* _What you have to do_: Each line containing the word "encryption" must be reported.

* _Records for this exercise_:
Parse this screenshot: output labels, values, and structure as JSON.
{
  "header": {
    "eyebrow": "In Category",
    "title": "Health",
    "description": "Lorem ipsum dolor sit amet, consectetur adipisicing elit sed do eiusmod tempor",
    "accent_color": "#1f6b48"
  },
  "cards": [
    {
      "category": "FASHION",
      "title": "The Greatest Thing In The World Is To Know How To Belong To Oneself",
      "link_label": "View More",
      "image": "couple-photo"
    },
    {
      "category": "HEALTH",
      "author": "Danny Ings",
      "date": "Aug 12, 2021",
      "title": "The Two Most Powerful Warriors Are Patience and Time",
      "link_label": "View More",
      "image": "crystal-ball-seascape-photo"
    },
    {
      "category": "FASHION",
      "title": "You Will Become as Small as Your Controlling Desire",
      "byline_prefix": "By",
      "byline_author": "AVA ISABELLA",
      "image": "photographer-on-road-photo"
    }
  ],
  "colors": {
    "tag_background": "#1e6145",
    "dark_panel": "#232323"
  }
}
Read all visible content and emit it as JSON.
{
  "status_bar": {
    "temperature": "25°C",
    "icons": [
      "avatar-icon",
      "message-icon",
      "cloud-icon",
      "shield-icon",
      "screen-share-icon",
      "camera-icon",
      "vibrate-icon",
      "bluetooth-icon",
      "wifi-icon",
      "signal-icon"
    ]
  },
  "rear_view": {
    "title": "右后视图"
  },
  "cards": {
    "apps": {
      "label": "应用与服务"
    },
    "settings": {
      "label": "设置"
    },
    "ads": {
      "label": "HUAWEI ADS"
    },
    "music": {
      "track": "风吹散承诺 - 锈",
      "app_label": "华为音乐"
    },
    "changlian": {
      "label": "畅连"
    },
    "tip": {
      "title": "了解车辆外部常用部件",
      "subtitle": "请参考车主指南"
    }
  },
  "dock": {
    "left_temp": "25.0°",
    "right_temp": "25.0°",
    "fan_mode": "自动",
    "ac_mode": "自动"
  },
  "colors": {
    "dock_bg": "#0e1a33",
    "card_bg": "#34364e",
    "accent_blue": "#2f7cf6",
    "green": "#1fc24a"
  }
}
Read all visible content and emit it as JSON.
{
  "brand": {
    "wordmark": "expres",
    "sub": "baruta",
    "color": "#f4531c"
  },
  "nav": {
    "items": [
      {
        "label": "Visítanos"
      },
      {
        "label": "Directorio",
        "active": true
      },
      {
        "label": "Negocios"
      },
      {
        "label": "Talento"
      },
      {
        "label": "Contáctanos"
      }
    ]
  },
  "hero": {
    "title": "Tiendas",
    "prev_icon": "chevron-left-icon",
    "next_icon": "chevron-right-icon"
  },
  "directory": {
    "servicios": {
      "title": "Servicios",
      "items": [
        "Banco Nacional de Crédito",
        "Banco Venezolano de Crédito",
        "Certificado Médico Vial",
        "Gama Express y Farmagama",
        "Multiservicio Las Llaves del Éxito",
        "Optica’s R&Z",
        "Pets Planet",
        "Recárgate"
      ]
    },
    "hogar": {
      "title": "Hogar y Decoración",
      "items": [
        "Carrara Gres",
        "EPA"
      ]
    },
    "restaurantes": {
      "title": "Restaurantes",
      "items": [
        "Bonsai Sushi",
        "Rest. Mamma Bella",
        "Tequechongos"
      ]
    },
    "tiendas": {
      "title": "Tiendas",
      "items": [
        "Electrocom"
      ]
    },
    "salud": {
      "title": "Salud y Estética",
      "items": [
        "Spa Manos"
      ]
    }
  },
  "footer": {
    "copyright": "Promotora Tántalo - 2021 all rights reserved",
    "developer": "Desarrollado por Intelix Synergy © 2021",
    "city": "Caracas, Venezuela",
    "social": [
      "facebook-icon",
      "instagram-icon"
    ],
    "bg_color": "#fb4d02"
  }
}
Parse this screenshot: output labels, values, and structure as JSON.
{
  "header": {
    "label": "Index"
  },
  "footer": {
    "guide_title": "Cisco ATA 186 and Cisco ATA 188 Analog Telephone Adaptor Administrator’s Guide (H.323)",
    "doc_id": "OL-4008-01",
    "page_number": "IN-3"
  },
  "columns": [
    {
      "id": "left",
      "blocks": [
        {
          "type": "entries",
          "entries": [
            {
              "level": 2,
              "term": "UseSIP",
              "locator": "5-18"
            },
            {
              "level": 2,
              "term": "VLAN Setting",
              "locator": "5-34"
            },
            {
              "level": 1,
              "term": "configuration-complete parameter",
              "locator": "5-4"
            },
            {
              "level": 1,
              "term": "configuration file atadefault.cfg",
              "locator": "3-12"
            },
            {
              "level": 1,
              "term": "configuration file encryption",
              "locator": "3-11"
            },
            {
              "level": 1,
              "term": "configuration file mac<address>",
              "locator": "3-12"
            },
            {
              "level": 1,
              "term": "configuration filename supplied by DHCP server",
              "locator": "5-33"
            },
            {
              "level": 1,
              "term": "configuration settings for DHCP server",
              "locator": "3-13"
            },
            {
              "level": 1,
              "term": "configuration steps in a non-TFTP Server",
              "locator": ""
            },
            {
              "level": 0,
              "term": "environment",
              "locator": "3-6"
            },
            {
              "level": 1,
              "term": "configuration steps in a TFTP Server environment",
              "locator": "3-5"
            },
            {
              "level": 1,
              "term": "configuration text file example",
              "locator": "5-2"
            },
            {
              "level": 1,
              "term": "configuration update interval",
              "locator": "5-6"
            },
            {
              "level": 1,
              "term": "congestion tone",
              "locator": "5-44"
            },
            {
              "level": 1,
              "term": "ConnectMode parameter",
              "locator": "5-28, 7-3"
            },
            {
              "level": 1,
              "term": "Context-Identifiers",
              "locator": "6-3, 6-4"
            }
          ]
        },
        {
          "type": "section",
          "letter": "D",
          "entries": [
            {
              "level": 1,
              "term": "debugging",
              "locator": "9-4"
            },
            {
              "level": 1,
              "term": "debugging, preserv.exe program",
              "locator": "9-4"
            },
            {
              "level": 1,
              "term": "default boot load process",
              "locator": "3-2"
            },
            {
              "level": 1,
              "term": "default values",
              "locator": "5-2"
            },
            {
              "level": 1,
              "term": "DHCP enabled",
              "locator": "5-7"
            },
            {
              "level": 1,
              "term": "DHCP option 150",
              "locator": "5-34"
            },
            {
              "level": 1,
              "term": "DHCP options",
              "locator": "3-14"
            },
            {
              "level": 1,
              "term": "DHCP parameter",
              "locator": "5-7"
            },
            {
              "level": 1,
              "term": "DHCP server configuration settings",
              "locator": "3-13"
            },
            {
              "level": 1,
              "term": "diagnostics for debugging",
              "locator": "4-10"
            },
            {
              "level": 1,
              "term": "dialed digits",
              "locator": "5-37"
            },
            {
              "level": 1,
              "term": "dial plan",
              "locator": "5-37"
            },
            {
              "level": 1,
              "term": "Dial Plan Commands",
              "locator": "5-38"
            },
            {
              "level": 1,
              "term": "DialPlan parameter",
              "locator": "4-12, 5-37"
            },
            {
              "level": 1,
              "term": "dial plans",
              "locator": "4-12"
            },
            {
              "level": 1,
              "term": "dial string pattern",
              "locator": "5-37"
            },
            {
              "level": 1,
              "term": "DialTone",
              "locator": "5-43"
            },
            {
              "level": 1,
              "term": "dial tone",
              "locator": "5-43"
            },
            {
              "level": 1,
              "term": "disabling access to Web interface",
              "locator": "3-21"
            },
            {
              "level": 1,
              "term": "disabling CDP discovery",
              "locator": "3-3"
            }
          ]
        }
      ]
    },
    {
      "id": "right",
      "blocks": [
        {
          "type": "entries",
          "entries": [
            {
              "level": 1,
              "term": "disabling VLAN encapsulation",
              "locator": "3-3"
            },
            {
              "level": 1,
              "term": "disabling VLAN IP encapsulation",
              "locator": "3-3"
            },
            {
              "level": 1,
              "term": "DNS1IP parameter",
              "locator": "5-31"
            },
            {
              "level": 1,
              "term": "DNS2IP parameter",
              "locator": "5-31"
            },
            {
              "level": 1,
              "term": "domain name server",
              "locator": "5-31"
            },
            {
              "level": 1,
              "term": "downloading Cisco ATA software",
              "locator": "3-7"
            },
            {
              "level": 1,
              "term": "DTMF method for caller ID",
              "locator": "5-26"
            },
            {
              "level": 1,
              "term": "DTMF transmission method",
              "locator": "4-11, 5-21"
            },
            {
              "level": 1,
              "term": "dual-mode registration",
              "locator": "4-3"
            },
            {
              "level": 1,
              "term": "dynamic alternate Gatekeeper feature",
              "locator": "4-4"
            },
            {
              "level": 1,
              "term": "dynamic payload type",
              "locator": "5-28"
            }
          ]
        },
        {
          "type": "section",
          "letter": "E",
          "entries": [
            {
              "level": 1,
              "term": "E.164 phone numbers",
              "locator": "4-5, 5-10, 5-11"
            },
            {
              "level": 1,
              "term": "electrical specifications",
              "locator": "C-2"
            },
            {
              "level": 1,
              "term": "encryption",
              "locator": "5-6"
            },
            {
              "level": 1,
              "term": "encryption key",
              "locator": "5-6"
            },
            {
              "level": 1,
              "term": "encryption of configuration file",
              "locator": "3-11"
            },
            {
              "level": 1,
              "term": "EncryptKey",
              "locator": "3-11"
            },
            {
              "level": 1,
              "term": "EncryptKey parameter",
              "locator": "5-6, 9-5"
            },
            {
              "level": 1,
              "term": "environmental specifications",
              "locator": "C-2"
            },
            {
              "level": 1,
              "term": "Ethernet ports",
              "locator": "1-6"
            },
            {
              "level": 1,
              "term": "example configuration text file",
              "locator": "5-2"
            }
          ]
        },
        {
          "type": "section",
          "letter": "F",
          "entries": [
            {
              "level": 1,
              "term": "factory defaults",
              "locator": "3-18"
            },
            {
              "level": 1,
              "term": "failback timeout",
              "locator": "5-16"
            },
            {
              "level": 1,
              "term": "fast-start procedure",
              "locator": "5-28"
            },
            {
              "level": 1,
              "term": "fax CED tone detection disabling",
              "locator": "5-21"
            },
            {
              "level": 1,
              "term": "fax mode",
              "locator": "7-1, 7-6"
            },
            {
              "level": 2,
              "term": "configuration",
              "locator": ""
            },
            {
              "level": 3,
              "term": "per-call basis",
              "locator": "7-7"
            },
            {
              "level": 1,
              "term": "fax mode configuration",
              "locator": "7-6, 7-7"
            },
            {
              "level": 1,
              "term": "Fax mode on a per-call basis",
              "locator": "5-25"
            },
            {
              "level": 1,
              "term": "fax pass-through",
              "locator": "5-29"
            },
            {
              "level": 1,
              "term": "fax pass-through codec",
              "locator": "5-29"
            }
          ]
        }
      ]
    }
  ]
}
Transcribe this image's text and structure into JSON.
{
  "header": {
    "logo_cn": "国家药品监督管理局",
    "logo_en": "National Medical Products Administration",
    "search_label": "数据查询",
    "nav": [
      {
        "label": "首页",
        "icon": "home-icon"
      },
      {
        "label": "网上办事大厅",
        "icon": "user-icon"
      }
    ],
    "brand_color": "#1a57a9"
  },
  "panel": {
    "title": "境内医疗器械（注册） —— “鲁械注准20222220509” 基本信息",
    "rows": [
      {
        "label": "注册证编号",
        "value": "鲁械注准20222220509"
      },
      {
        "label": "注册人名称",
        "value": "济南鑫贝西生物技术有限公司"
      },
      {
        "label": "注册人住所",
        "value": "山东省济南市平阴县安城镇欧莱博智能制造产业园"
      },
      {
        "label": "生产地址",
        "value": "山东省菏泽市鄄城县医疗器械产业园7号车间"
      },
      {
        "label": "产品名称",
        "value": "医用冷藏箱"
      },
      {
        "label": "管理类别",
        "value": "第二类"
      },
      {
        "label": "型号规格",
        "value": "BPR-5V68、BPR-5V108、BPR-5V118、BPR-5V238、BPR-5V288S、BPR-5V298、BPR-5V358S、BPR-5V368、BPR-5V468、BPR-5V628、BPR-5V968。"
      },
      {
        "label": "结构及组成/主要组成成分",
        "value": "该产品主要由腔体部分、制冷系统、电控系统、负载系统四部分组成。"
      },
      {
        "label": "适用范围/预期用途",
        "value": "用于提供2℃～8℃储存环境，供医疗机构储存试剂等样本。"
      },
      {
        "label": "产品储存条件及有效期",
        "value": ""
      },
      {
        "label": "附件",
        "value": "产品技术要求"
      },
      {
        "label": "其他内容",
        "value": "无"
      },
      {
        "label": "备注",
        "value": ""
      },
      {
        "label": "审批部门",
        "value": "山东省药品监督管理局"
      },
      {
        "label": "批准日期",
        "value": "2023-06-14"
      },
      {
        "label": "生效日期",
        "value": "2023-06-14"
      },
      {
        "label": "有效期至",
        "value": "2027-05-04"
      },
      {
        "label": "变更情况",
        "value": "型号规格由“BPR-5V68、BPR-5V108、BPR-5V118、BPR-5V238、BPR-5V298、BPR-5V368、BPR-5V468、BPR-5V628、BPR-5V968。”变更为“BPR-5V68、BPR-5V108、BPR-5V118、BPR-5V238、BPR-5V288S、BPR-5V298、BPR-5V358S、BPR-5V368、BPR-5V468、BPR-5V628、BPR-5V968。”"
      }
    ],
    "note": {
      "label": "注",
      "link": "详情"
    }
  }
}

* _Correct answer_:
              "term": "configuration file encryption",
              "term": "encryption",
              "term": "encryption key",
              "term": "encryption of configuration file",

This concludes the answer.